Give back exactly the lines running from the line with "Give me a plain-text" to the end of the entries, and only those lines.

Records
══════════════════════════════
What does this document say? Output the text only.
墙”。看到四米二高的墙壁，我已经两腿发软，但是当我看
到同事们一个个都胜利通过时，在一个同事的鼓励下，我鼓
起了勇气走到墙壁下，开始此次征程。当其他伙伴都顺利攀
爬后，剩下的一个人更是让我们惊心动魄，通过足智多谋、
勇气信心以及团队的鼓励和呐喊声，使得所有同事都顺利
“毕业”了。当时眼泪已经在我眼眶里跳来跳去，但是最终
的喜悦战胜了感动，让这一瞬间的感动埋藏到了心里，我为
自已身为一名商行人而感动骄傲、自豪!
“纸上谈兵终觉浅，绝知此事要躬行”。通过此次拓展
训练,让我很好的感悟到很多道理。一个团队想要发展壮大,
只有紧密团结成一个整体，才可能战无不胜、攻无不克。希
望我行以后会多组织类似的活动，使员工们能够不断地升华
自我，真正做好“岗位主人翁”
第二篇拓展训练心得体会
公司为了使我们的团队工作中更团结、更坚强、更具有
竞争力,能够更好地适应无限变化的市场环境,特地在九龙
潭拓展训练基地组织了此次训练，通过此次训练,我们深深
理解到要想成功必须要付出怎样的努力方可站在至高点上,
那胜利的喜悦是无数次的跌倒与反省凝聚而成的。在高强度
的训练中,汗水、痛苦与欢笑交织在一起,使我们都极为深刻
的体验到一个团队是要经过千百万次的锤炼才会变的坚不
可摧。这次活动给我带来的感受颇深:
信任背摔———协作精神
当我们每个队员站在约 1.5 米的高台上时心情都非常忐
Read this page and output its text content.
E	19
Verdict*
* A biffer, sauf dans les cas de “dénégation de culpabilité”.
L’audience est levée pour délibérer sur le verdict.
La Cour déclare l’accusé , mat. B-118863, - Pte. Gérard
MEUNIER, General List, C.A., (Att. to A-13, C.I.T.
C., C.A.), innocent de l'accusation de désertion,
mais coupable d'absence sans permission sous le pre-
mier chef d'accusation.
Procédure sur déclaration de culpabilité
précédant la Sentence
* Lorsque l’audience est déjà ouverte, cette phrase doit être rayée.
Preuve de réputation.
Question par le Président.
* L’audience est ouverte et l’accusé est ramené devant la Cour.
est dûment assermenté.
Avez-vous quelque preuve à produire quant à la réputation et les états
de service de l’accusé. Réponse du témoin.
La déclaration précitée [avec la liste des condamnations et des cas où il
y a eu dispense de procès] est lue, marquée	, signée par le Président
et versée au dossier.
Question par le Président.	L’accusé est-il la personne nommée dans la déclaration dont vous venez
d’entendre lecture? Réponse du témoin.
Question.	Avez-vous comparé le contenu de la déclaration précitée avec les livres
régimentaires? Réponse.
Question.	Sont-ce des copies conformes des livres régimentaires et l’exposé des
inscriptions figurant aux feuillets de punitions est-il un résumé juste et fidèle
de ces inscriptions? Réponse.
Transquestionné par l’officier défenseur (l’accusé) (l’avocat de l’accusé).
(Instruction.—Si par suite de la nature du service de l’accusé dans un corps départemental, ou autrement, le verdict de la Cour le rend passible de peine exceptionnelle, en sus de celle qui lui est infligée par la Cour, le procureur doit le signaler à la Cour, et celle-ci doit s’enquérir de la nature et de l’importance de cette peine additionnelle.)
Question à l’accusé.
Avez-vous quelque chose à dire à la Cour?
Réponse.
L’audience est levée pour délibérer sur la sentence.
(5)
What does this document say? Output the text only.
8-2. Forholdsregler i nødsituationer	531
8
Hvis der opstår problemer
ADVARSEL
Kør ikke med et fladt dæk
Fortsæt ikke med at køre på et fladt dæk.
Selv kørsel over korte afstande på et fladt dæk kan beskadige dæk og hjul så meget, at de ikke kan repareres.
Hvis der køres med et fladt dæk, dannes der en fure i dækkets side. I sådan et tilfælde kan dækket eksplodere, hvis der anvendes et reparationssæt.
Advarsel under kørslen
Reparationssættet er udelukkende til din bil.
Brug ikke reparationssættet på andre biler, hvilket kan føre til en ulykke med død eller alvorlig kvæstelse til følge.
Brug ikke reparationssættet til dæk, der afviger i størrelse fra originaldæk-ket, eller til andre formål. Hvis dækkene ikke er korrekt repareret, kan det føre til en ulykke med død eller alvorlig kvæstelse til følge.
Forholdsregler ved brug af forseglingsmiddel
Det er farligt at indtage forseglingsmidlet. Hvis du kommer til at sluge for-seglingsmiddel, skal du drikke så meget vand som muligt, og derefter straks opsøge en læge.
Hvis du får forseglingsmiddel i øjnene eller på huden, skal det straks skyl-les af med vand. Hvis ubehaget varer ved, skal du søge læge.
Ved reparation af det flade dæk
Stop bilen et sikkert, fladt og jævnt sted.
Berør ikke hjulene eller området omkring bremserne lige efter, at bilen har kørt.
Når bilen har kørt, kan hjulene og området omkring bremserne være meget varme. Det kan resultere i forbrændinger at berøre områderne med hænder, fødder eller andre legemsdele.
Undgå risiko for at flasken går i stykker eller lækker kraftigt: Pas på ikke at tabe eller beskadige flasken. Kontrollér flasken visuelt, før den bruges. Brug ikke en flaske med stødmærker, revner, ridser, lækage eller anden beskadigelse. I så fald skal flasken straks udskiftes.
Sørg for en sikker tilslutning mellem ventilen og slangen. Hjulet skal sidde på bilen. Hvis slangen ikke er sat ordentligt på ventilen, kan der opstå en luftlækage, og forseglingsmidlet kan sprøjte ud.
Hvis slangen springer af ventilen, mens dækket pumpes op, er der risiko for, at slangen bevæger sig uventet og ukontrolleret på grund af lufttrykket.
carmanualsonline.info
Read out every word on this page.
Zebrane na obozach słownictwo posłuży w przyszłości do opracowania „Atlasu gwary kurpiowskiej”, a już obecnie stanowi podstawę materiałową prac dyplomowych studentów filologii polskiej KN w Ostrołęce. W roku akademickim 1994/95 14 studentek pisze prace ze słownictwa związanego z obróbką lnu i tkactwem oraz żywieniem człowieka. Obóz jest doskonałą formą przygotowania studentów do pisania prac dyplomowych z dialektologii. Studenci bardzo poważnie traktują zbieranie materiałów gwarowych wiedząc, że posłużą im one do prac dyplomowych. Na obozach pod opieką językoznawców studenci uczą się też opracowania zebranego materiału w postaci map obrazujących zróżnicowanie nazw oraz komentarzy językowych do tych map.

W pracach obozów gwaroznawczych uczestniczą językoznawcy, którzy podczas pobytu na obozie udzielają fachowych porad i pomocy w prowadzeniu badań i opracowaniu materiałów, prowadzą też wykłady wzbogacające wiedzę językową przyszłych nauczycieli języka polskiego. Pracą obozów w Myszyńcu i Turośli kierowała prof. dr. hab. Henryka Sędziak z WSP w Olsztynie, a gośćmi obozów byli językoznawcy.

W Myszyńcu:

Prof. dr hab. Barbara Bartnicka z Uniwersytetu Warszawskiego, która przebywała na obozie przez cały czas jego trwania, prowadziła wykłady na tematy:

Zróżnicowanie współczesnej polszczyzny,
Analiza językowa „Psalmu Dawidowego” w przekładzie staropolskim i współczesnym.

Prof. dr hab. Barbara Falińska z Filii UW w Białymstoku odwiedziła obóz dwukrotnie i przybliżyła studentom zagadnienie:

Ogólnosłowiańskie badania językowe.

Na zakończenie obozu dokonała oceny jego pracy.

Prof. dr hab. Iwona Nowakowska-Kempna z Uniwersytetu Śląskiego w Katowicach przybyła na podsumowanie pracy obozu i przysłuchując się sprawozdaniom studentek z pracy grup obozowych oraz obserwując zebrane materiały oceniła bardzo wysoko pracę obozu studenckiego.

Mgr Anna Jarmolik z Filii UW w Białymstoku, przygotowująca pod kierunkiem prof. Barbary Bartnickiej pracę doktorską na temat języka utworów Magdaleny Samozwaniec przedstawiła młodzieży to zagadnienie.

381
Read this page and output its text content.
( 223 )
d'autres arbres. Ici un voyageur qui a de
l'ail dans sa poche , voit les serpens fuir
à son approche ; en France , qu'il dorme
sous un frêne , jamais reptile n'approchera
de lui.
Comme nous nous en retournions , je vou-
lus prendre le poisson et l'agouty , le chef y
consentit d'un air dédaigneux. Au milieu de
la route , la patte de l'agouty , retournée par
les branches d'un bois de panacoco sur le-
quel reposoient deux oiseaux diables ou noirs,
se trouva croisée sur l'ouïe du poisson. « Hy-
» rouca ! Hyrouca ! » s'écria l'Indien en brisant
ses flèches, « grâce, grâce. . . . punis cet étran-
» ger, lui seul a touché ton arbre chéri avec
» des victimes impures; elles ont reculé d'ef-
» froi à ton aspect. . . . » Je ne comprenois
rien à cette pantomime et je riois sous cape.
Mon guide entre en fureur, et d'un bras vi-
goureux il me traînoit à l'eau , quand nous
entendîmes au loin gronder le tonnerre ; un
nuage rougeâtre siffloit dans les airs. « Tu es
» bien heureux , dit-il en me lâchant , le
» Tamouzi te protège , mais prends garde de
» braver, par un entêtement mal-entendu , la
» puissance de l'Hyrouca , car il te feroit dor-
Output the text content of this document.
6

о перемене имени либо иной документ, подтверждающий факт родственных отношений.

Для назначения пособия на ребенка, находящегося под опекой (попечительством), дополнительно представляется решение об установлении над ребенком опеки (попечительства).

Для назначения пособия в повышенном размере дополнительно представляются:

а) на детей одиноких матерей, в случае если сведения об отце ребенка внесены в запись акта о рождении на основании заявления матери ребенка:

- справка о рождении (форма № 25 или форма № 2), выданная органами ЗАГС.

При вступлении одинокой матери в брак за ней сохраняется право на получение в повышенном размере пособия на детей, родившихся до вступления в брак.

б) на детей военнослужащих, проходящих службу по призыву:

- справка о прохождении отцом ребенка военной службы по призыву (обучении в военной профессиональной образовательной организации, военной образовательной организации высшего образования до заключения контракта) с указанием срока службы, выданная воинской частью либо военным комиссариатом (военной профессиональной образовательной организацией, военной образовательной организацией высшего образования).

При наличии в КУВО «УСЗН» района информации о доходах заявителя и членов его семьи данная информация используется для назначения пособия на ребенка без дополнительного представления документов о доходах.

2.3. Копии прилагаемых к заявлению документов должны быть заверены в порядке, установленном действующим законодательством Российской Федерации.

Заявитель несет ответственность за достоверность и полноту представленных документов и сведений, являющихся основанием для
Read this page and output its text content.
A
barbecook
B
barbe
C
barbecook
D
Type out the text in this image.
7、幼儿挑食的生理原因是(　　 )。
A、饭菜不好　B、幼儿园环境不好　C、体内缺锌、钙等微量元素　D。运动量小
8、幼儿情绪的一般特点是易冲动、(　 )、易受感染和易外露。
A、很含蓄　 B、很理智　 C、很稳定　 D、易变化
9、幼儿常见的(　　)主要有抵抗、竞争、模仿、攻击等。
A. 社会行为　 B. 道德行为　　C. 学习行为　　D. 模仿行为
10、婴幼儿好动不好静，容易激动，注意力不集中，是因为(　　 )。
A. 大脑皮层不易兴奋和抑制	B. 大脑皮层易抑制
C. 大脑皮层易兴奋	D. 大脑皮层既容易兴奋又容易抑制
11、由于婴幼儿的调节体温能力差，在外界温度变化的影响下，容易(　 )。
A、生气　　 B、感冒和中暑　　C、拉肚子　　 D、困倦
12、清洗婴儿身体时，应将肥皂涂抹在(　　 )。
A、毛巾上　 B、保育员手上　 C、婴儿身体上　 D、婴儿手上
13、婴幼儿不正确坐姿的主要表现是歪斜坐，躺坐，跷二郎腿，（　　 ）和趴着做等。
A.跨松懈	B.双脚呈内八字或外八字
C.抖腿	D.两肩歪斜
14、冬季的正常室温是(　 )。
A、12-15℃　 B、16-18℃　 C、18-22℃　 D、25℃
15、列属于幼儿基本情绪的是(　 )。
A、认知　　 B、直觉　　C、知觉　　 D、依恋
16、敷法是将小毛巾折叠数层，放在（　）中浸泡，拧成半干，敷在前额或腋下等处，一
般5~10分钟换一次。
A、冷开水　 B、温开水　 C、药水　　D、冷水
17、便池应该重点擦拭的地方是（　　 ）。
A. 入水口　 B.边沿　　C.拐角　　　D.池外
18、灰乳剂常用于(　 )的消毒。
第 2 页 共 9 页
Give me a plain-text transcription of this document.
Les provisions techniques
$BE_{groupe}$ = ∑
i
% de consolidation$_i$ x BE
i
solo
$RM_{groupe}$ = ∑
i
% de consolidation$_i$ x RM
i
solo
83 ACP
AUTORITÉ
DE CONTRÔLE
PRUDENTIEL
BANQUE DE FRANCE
══════════════════════════════
SOLVED EXERCISE »
Give me a plain-text transcription of this document.
Les provisions techniques
$BE_{groupe}$ = ∑
i
% de consolidation$_i$ x BE
i
solo
$RM_{groupe}$ = ∑
i
% de consolidation$_i$ x RM
i
solo
83 ACP
AUTORITÉ
DE CONTRÔLE
PRUDENTIEL
BANQUE DE FRANCE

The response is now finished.